▶ What you are asked to do
Return all of the data exactly, with nothing left out but the pictures.

= = = = = = =

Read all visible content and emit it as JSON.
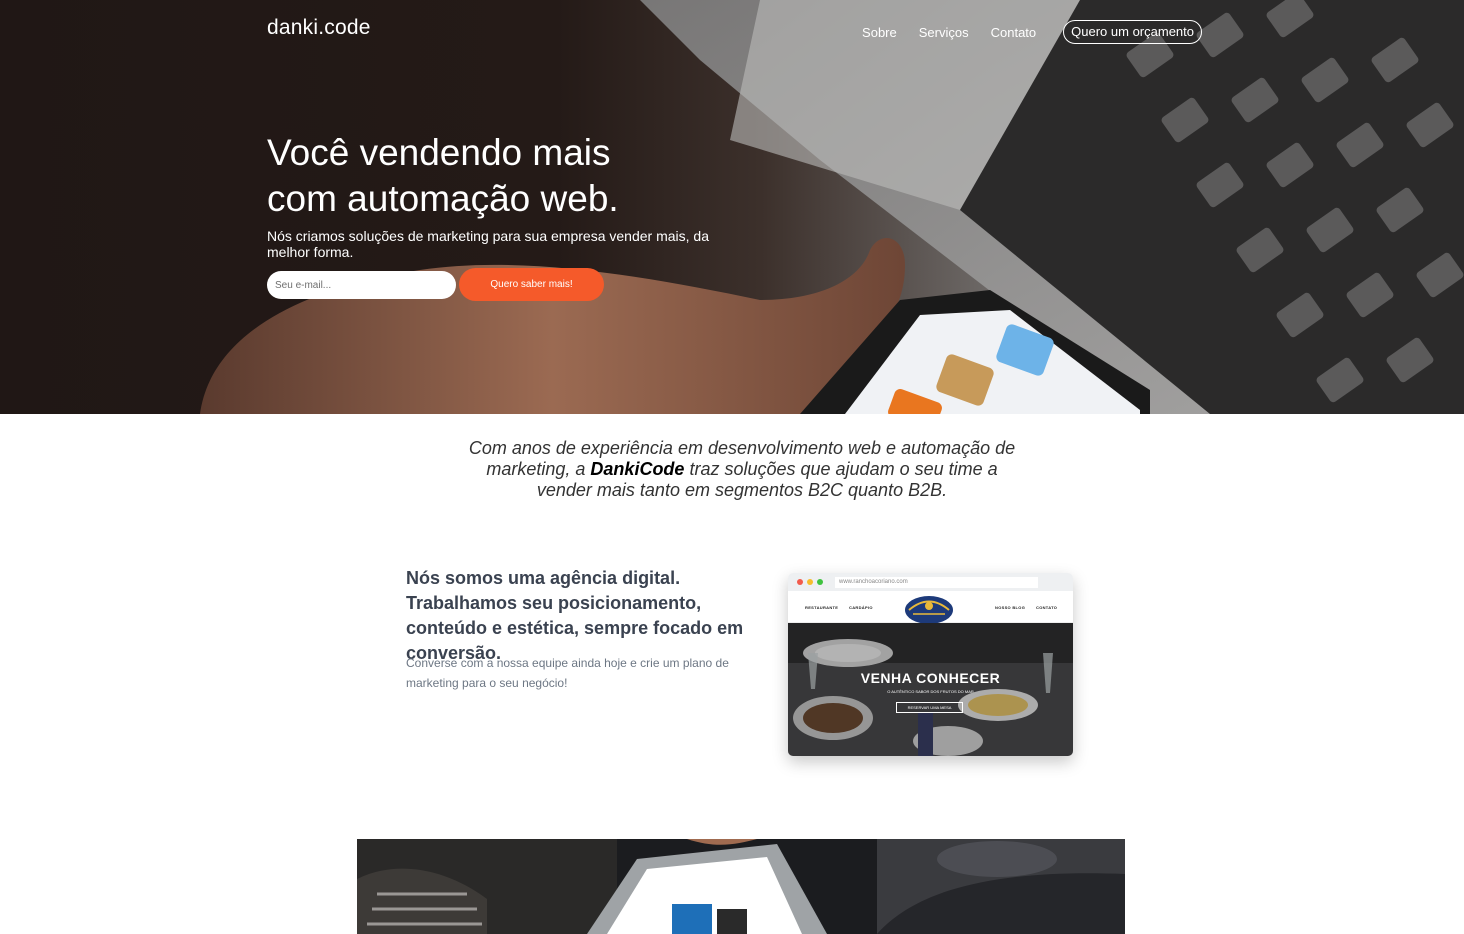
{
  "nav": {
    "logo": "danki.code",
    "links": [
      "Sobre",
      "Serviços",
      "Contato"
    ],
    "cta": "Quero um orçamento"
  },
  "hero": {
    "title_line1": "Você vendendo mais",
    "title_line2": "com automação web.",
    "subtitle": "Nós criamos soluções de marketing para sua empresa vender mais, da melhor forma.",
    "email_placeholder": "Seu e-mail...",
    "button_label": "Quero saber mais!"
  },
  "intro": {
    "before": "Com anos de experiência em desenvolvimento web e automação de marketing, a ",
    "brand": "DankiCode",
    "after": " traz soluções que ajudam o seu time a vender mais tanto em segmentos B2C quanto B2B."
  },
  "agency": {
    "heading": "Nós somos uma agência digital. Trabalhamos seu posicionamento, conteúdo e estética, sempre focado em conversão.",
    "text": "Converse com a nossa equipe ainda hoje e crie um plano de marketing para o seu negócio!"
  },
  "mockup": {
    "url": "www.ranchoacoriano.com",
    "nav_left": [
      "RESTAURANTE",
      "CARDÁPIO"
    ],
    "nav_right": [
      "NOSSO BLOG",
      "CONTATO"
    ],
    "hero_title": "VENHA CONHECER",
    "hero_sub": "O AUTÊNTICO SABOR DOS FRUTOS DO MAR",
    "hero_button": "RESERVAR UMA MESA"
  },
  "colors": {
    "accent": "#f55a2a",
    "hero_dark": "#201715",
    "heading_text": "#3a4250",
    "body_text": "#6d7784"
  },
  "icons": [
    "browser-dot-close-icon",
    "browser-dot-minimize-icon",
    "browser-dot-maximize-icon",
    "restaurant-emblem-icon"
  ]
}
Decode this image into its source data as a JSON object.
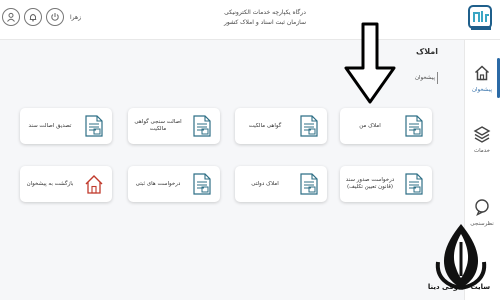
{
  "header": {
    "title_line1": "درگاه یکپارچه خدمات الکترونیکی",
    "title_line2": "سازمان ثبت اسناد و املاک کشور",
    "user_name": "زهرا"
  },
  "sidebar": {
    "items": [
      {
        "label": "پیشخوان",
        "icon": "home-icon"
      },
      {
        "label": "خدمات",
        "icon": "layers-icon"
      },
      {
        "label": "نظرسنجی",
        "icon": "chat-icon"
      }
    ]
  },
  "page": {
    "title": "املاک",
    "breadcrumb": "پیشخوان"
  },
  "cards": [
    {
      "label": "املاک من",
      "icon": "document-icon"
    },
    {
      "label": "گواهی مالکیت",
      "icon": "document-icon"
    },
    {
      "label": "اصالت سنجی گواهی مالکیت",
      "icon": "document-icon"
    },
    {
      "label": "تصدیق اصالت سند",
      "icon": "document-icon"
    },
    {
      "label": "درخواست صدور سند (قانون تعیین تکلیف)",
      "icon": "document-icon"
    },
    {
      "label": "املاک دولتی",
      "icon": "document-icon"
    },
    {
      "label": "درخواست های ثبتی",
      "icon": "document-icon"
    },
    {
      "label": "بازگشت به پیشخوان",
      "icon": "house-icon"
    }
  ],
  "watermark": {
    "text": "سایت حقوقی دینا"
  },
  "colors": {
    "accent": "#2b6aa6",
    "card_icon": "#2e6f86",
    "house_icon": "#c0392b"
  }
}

= = = = = = =

▶ Correct result
Read all visible content and emit it as JSON.
{
  "nav": {
    "logo": "danki.code",
    "links": [
      "Sobre",
      "Serviços",
      "Contato"
    ],
    "cta": "Quero um orçamento"
  },
  "hero": {
    "title_line1": "Você vendendo mais",
    "title_line2": "com automação web.",
    "subtitle": "Nós criamos soluções de marketing para sua empresa vender mais, da melhor forma.",
    "email_placeholder": "Seu e-mail...",
    "button_label": "Quero saber mais!"
  },
  "intro": {
    "before": "Com anos de experiência em desenvolvimento web e automação de marketing, a ",
    "brand": "DankiCode",
    "after": " traz soluções que ajudam o seu time a vender mais tanto em segmentos B2C quanto B2B."
  },
  "agency": {
    "heading": "Nós somos uma agência digital. Trabalhamos seu posicionamento, conteúdo e estética, sempre focado em conversão.",
    "text": "Converse com a nossa equipe ainda hoje e crie um plano de marketing para o seu negócio!"
  },
  "mockup": {
    "url": "www.ranchoacoriano.com",
    "nav_left": [
      "RESTAURANTE",
      "CARDÁPIO"
    ],
    "nav_right": [
      "NOSSO BLOG",
      "CONTATO"
    ],
    "hero_title": "VENHA CONHECER",
    "hero_sub": "O AUTÊNTICO SABOR DOS FRUTOS DO MAR",
    "hero_button": "RESERVAR UMA MESA"
  },
  "colors": {
    "accent": "#f55a2a",
    "hero_dark": "#201715",
    "heading_text": "#3a4250",
    "body_text": "#6d7784"
  },
  "icons": [
    "browser-dot-close-icon",
    "browser-dot-minimize-icon",
    "browser-dot-maximize-icon",
    "restaurant-emblem-icon"
  ]
}
Decode this image into its source data as a JSON object.
{
  "header": {
    "title_line1": "درگاه یکپارچه خدمات الکترونیکی",
    "title_line2": "سازمان ثبت اسناد و املاک کشور",
    "user_name": "زهرا"
  },
  "sidebar": {
    "items": [
      {
        "label": "پیشخوان",
        "icon": "home-icon"
      },
      {
        "label": "خدمات",
        "icon": "layers-icon"
      },
      {
        "label": "نظرسنجی",
        "icon": "chat-icon"
      }
    ]
  },
  "page": {
    "title": "املاک",
    "breadcrumb": "پیشخوان"
  },
  "cards": [
    {
      "label": "املاک من",
      "icon": "document-icon"
    },
    {
      "label": "گواهی مالکیت",
      "icon": "document-icon"
    },
    {
      "label": "اصالت سنجی گواهی مالکیت",
      "icon": "document-icon"
    },
    {
      "label": "تصدیق اصالت سند",
      "icon": "document-icon"
    },
    {
      "label": "درخواست صدور سند (قانون تعیین تکلیف)",
      "icon": "document-icon"
    },
    {
      "label": "املاک دولتی",
      "icon": "document-icon"
    },
    {
      "label": "درخواست های ثبتی",
      "icon": "document-icon"
    },
    {
      "label": "بازگشت به پیشخوان",
      "icon": "house-icon"
    }
  ],
  "watermark": {
    "text": "سایت حقوقی دینا"
  },
  "colors": {
    "accent": "#2b6aa6",
    "card_icon": "#2e6f86",
    "house_icon": "#c0392b"
  }
}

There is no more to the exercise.